- What to produce
Identify the lines in the data below that contain "content" and give only how many there are.

- Records to process

+ + +

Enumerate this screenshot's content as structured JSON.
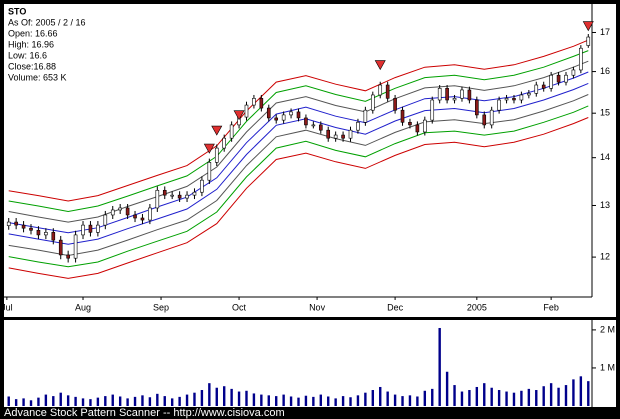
{
  "chart_data": {
    "type": "candlestick",
    "symbol": "STO",
    "info": [
      "As Of: 2005 / 2 / 16",
      "Open: 16.66",
      "High: 16.96",
      "Low: 16.6",
      "Close:16.88",
      "Volume: 653 K"
    ],
    "log_scale": true,
    "up_color": "#ffffff",
    "down_color": "#8b1a1a",
    "xlim": [
      -1,
      157
    ],
    "ylim": [
      11.28,
      17.74
    ],
    "xticks": [
      {
        "value": -0.5,
        "label": "Jul"
      },
      {
        "value": 20,
        "label": "Aug"
      },
      {
        "value": 41,
        "label": "Sep"
      },
      {
        "value": 62,
        "label": "Oct"
      },
      {
        "value": 83,
        "label": "Nov"
      },
      {
        "value": 104,
        "label": "Dec"
      },
      {
        "value": 126,
        "label": "2005"
      },
      {
        "value": 146,
        "label": "Feb"
      }
    ],
    "yticks": [
      12,
      13,
      14,
      15,
      16,
      17
    ],
    "x": [
      0,
      2,
      4,
      6,
      8,
      10,
      12,
      14,
      16,
      18,
      20,
      22,
      24,
      26,
      28,
      30,
      32,
      34,
      36,
      38,
      40,
      42,
      44,
      46,
      48,
      50,
      52,
      54,
      56,
      58,
      60,
      62,
      64,
      66,
      68,
      70,
      72,
      74,
      76,
      78,
      80,
      82,
      84,
      86,
      88,
      90,
      92,
      94,
      96,
      98,
      100,
      102,
      104,
      106,
      108,
      110,
      112,
      114,
      116,
      118,
      120,
      122,
      124,
      126,
      128,
      130,
      132,
      134,
      136,
      138,
      140,
      142,
      144,
      146,
      148,
      150,
      152,
      154,
      156
    ],
    "open": [
      12.6,
      12.67,
      12.61,
      12.55,
      12.51,
      12.42,
      12.47,
      12.32,
      12.04,
      11.98,
      12.42,
      12.61,
      12.47,
      12.61,
      12.81,
      12.91,
      12.95,
      12.81,
      12.75,
      12.71,
      12.95,
      13.31,
      13.21,
      13.21,
      13.15,
      13.21,
      13.27,
      13.52,
      13.9,
      14.21,
      14.43,
      14.73,
      14.91,
      15.19,
      15.35,
      15.12,
      14.89,
      14.84,
      14.96,
      15.03,
      14.89,
      14.73,
      14.73,
      14.61,
      14.43,
      14.5,
      14.43,
      14.61,
      14.79,
      15.07,
      15.43,
      15.67,
      15.35,
      15.07,
      14.79,
      14.73,
      14.57,
      14.84,
      15.31,
      15.59,
      15.31,
      15.35,
      15.55,
      15.31,
      14.96,
      14.73,
      15.07,
      15.31,
      15.35,
      15.31,
      15.43,
      15.47,
      15.67,
      15.59,
      15.91,
      15.74,
      15.91,
      16.04,
      16.66
    ],
    "high": [
      12.75,
      12.75,
      12.69,
      12.63,
      12.59,
      12.55,
      12.55,
      12.4,
      12.12,
      12.5,
      12.69,
      12.69,
      12.69,
      12.89,
      12.99,
      13.03,
      13.03,
      12.89,
      12.83,
      13.03,
      13.39,
      13.39,
      13.29,
      13.29,
      13.29,
      13.35,
      13.6,
      13.98,
      14.29,
      14.51,
      14.81,
      14.99,
      15.27,
      15.43,
      15.43,
      15.2,
      14.97,
      15.04,
      15.11,
      15.11,
      14.97,
      14.81,
      14.81,
      14.69,
      14.58,
      14.58,
      14.69,
      14.87,
      15.15,
      15.51,
      15.75,
      15.75,
      15.43,
      15.15,
      14.87,
      14.81,
      14.92,
      15.39,
      15.67,
      15.67,
      15.43,
      15.63,
      15.63,
      15.39,
      15.04,
      15.15,
      15.39,
      15.43,
      15.43,
      15.51,
      15.55,
      15.75,
      15.75,
      15.99,
      15.99,
      15.99,
      16.12,
      16.67,
      16.96
    ],
    "low": [
      12.52,
      12.53,
      12.47,
      12.43,
      12.34,
      12.34,
      12.24,
      11.96,
      11.9,
      11.9,
      12.34,
      12.39,
      12.39,
      12.53,
      12.73,
      12.83,
      12.73,
      12.67,
      12.63,
      12.63,
      12.87,
      13.13,
      13.13,
      13.07,
      13.07,
      13.13,
      13.19,
      13.44,
      13.82,
      14.13,
      14.35,
      14.65,
      14.83,
      15.11,
      15.04,
      14.81,
      14.76,
      14.76,
      14.88,
      14.81,
      14.65,
      14.65,
      14.53,
      14.35,
      14.35,
      14.35,
      14.35,
      14.53,
      14.71,
      14.99,
      15.35,
      15.27,
      14.99,
      14.71,
      14.65,
      14.49,
      14.49,
      14.76,
      15.23,
      15.23,
      15.23,
      15.27,
      15.23,
      14.88,
      14.65,
      14.65,
      14.99,
      15.23,
      15.23,
      15.23,
      15.35,
      15.39,
      15.51,
      15.51,
      15.66,
      15.66,
      15.83,
      15.96,
      16.6
    ],
    "close": [
      12.67,
      12.61,
      12.55,
      12.51,
      12.42,
      12.47,
      12.32,
      12.04,
      11.98,
      12.42,
      12.61,
      12.47,
      12.61,
      12.81,
      12.91,
      12.95,
      12.81,
      12.75,
      12.71,
      12.95,
      13.31,
      13.21,
      13.21,
      13.15,
      13.21,
      13.27,
      13.52,
      13.9,
      14.21,
      14.43,
      14.73,
      14.91,
      15.19,
      15.35,
      15.12,
      14.89,
      14.84,
      14.96,
      15.03,
      14.89,
      14.73,
      14.73,
      14.61,
      14.43,
      14.5,
      14.43,
      14.61,
      14.79,
      15.07,
      15.43,
      15.67,
      15.35,
      15.07,
      14.79,
      14.73,
      14.57,
      14.84,
      15.31,
      15.59,
      15.31,
      15.35,
      15.55,
      15.31,
      14.96,
      14.73,
      15.07,
      15.31,
      15.35,
      15.31,
      15.43,
      15.47,
      15.67,
      15.59,
      15.91,
      15.74,
      15.91,
      16.04,
      16.59,
      16.88
    ],
    "band_x": [
      0,
      8,
      16,
      24,
      32,
      40,
      48,
      56,
      64,
      72,
      80,
      88,
      96,
      104,
      112,
      120,
      128,
      136,
      144,
      152,
      156
    ],
    "bands": [
      {
        "color": "#cc0000",
        "values": [
          13.3,
          13.2,
          13.09,
          13.2,
          13.41,
          13.62,
          13.83,
          14.26,
          15.05,
          15.74,
          15.9,
          15.69,
          15.53,
          15.85,
          16.11,
          16.17,
          16.06,
          16.17,
          16.38,
          16.64,
          16.8
        ]
      },
      {
        "color": "#00a000",
        "values": [
          13.09,
          12.99,
          12.88,
          12.99,
          13.19,
          13.4,
          13.61,
          14.03,
          14.81,
          15.49,
          15.65,
          15.44,
          15.28,
          15.59,
          15.85,
          15.91,
          15.8,
          15.91,
          16.11,
          16.38,
          16.53
        ]
      },
      {
        "color": "#555555",
        "values": [
          12.88,
          12.77,
          12.67,
          12.77,
          12.98,
          13.18,
          13.39,
          13.8,
          14.57,
          15.24,
          15.39,
          15.18,
          15.03,
          15.34,
          15.6,
          15.65,
          15.54,
          15.65,
          15.85,
          16.11,
          16.26
        ]
      },
      {
        "color": "#2020cc",
        "values": [
          12.66,
          12.56,
          12.46,
          12.56,
          12.76,
          12.97,
          13.17,
          13.57,
          14.33,
          14.98,
          15.14,
          14.93,
          14.78,
          15.08,
          15.34,
          15.39,
          15.29,
          15.39,
          15.59,
          15.84,
          15.99
        ]
      },
      {
        "color": "#2020cc",
        "values": [
          12.44,
          12.34,
          12.24,
          12.34,
          12.54,
          12.73,
          12.93,
          13.33,
          14.07,
          14.72,
          14.87,
          14.67,
          14.52,
          14.82,
          15.06,
          15.11,
          15.01,
          15.11,
          15.31,
          15.56,
          15.71
        ]
      },
      {
        "color": "#555555",
        "values": [
          12.22,
          12.13,
          12.03,
          12.13,
          12.32,
          12.52,
          12.71,
          13.1,
          13.83,
          14.46,
          14.61,
          14.42,
          14.27,
          14.56,
          14.8,
          14.85,
          14.76,
          14.85,
          15.05,
          15.29,
          15.44
        ]
      },
      {
        "color": "#00a000",
        "values": [
          12.01,
          11.91,
          11.82,
          11.91,
          12.11,
          12.3,
          12.49,
          12.87,
          13.59,
          14.21,
          14.36,
          14.16,
          14.02,
          14.31,
          14.55,
          14.59,
          14.5,
          14.59,
          14.79,
          15.02,
          15.17
        ]
      },
      {
        "color": "#cc0000",
        "values": [
          11.8,
          11.7,
          11.61,
          11.7,
          11.89,
          12.08,
          12.27,
          12.64,
          13.35,
          13.96,
          14.1,
          13.91,
          13.77,
          14.05,
          14.29,
          14.34,
          14.24,
          14.34,
          14.52,
          14.76,
          14.9
        ]
      }
    ],
    "signals": {
      "color": "#e03030",
      "x": [
        54,
        56,
        62,
        100,
        156
      ],
      "y": [
        14.1,
        14.5,
        14.85,
        16.05,
        17.05
      ]
    },
    "volume": {
      "color": "#00008b",
      "ylim": [
        0,
        2260000
      ],
      "yticks": [
        {
          "value": 1000000,
          "label": "1 M"
        },
        {
          "value": 2000000,
          "label": "2 M"
        }
      ],
      "values": [
        250000,
        180000,
        200000,
        150000,
        220000,
        300000,
        260000,
        350000,
        280000,
        240000,
        200000,
        180000,
        220000,
        260000,
        300000,
        250000,
        200000,
        240000,
        280000,
        230000,
        320000,
        260000,
        200000,
        240000,
        300000,
        350000,
        420000,
        600000,
        480000,
        520000,
        450000,
        380000,
        400000,
        330000,
        300000,
        280000,
        260000,
        300000,
        250000,
        220000,
        270000,
        240000,
        300000,
        250000,
        200000,
        260000,
        230000,
        280000,
        350000,
        420000,
        500000,
        380000,
        300000,
        260000,
        280000,
        250000,
        400000,
        450000,
        2050000,
        900000,
        550000,
        380000,
        420000,
        500000,
        600000,
        480000,
        420000,
        380000,
        350000,
        400000,
        450000,
        420000,
        520000,
        600000,
        480000,
        550000,
        700000,
        780000,
        653000
      ]
    }
  },
  "footer": "Advance Stock Pattern Scanner -- http://www.cisiova.com"
}
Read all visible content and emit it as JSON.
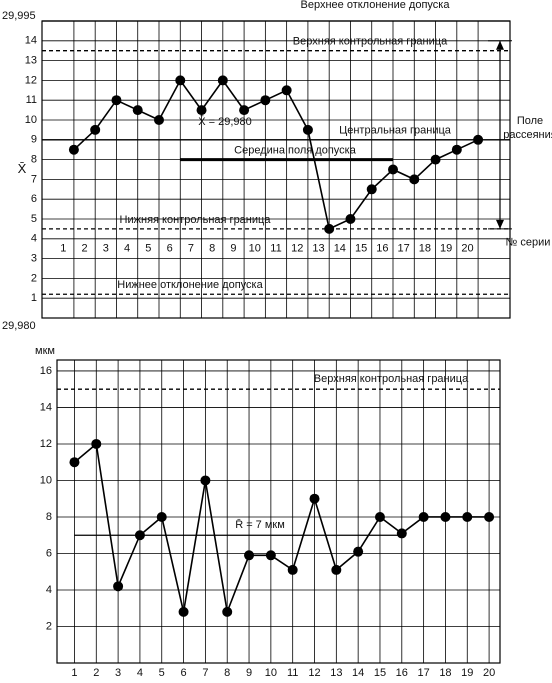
{
  "chart_data": [
    {
      "type": "line",
      "y_label": "X̄",
      "top_label": "29,995",
      "bottom_label": "29,980",
      "x_label": "№ серии",
      "x": [
        1,
        2,
        3,
        4,
        5,
        6,
        7,
        8,
        9,
        10,
        11,
        12,
        13,
        14,
        15,
        16,
        17,
        18,
        19,
        20
      ],
      "xlim": [
        -0.5,
        21.5
      ],
      "series": [
        {
          "color": "#000000",
          "values": [
            8.5,
            9.5,
            11,
            10.5,
            10,
            12,
            10.5,
            12,
            10.5,
            11,
            11.5,
            9.5,
            4.5,
            5,
            6.5,
            7.5,
            7,
            8,
            8.5,
            9
          ]
        }
      ],
      "ylim": [
        0,
        15
      ],
      "yticks": [
        1,
        2,
        3,
        4,
        5,
        6,
        7,
        8,
        9,
        10,
        11,
        12,
        13,
        14
      ],
      "grid": true,
      "reference_lines": [
        {
          "label": "Верхнее отклонение допуска",
          "value": 15,
          "style": "solid"
        },
        {
          "label": "Верхняя контрольная граница",
          "value": 13.5,
          "style": "dashed"
        },
        {
          "label": "Центральная граница",
          "value": 9,
          "style": "solid"
        },
        {
          "label": "Середина поля допуска",
          "value": 8,
          "style": "thick",
          "from": 6,
          "to": 16
        },
        {
          "label": "Нижняя контрольная граница",
          "value": 4.5,
          "style": "dashed"
        },
        {
          "label": "Нижнее отклонение допуска",
          "value": 1.2,
          "style": "dashed"
        }
      ],
      "mean_label": "X̄ = 29,980",
      "spread": {
        "label": "Поле рассеяния",
        "range": [
          4.5,
          14
        ]
      }
    },
    {
      "type": "line",
      "y_label": "мкм",
      "x": [
        1,
        2,
        3,
        4,
        5,
        6,
        7,
        8,
        9,
        10,
        11,
        12,
        13,
        14,
        15,
        16,
        17,
        18,
        19,
        20
      ],
      "xlim": [
        0.2,
        20.5
      ],
      "series": [
        {
          "color": "#000000",
          "values": [
            11,
            12,
            4.2,
            7,
            8,
            2.8,
            10,
            2.8,
            5.9,
            5.9,
            5.1,
            9,
            5.1,
            6.1,
            8,
            7.1,
            8,
            8,
            8,
            8
          ]
        }
      ],
      "ylim": [
        0,
        16.6
      ],
      "yticks": [
        2,
        4,
        6,
        8,
        10,
        12,
        14,
        16
      ],
      "grid": true,
      "reference_lines": [
        {
          "label": "Верхняя контрольная граница",
          "value": 15,
          "style": "dashed"
        },
        {
          "label": "R̄ = 7 мкм",
          "value": 7,
          "style": "solid",
          "from": 1,
          "to": 16
        }
      ]
    }
  ]
}
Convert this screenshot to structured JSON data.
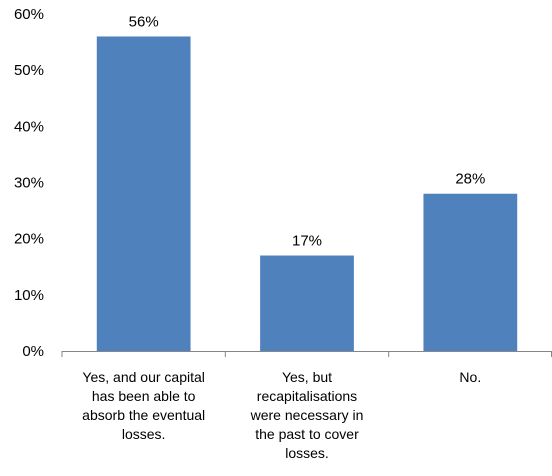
{
  "chart_data": {
    "type": "bar",
    "categories": [
      [
        "Yes, and our capital",
        "has been able to",
        "absorb the eventual",
        "losses."
      ],
      [
        "Yes, but",
        "recapitalisations",
        "were necessary in",
        "the past to cover",
        "losses."
      ],
      [
        "No."
      ]
    ],
    "values": [
      56,
      17,
      28
    ],
    "value_labels": [
      "56%",
      "17%",
      "28%"
    ],
    "y_ticks": [
      0,
      10,
      20,
      30,
      40,
      50,
      60
    ],
    "y_tick_labels": [
      "0%",
      "10%",
      "20%",
      "30%",
      "40%",
      "50%",
      "60%"
    ],
    "ylim": [
      0,
      60
    ],
    "bar_color": "#4F81BD",
    "grid": false,
    "legend": "none"
  }
}
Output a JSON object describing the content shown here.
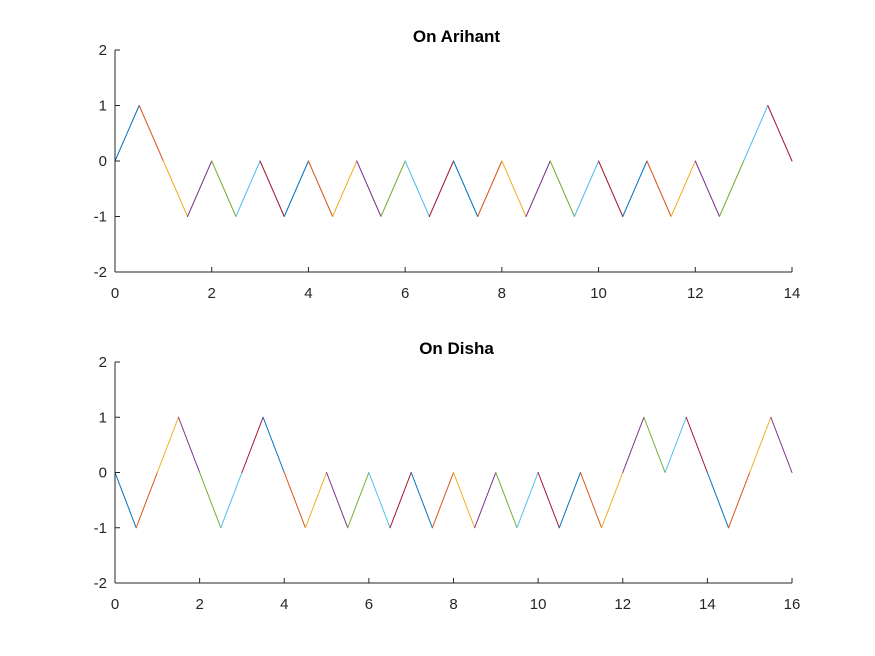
{
  "colors": [
    "#0072BD",
    "#D95319",
    "#EDB120",
    "#7E2F8E",
    "#77AC30",
    "#4DBEEE",
    "#A2142F"
  ],
  "axis_color": "#262626",
  "chart_data": [
    {
      "type": "line",
      "title": "On Arihant",
      "xlabel": "",
      "ylabel": "",
      "xlim": [
        0,
        14
      ],
      "ylim": [
        -2,
        2
      ],
      "xticks": [
        0,
        2,
        4,
        6,
        8,
        10,
        12,
        14
      ],
      "yticks": [
        -2,
        -1,
        0,
        1,
        2
      ],
      "grid": false,
      "x": [
        0,
        0.5,
        1,
        1.5,
        2,
        2.5,
        3,
        3.5,
        4,
        4.5,
        5,
        5.5,
        6,
        6.5,
        7,
        7.5,
        8,
        8.5,
        9,
        9.5,
        10,
        10.5,
        11,
        11.5,
        12,
        12.5,
        13,
        13.5,
        14
      ],
      "y": [
        0,
        1,
        0,
        -1,
        0,
        -1,
        0,
        -1,
        0,
        -1,
        0,
        -1,
        0,
        -1,
        0,
        -1,
        0,
        -1,
        0,
        -1,
        0,
        -1,
        0,
        -1,
        0,
        -1,
        0,
        1,
        0
      ]
    },
    {
      "type": "line",
      "title": "On Disha",
      "xlabel": "",
      "ylabel": "",
      "xlim": [
        0,
        16
      ],
      "ylim": [
        -2,
        2
      ],
      "xticks": [
        0,
        2,
        4,
        6,
        8,
        10,
        12,
        14,
        16
      ],
      "yticks": [
        -2,
        -1,
        0,
        1,
        2
      ],
      "grid": false,
      "x": [
        0,
        0.5,
        1,
        1.5,
        2,
        2.5,
        3,
        3.5,
        4,
        4.5,
        5,
        5.5,
        6,
        6.5,
        7,
        7.5,
        8,
        8.5,
        9,
        9.5,
        10,
        10.5,
        11,
        11.5,
        12,
        12.5,
        13,
        13.5,
        14,
        14.5,
        15,
        15.5,
        16
      ],
      "y": [
        0,
        -1,
        0,
        1,
        0,
        -1,
        0,
        1,
        0,
        -1,
        0,
        -1,
        0,
        -1,
        0,
        -1,
        0,
        -1,
        0,
        -1,
        0,
        -1,
        0,
        -1,
        0,
        1,
        0,
        1,
        0,
        -1,
        0,
        1,
        0
      ]
    }
  ]
}
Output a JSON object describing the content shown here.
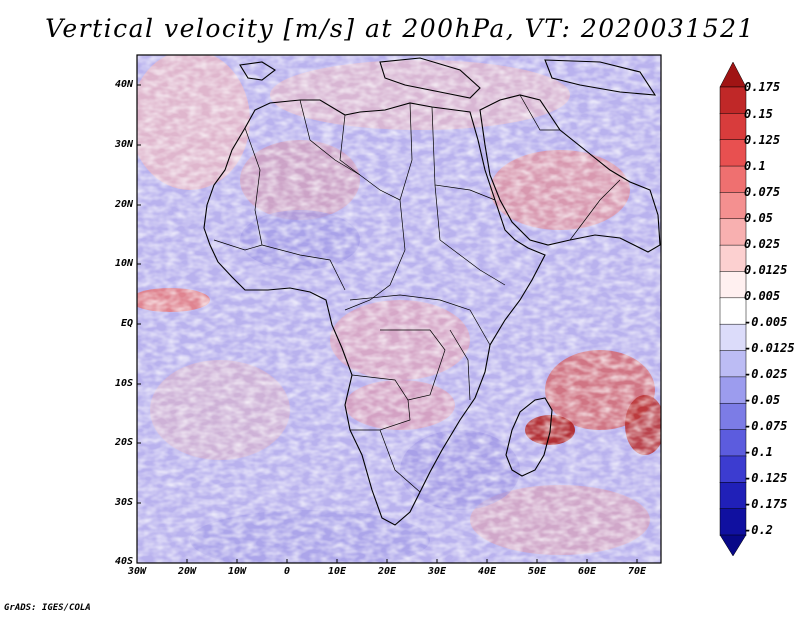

+ + +

- Result
4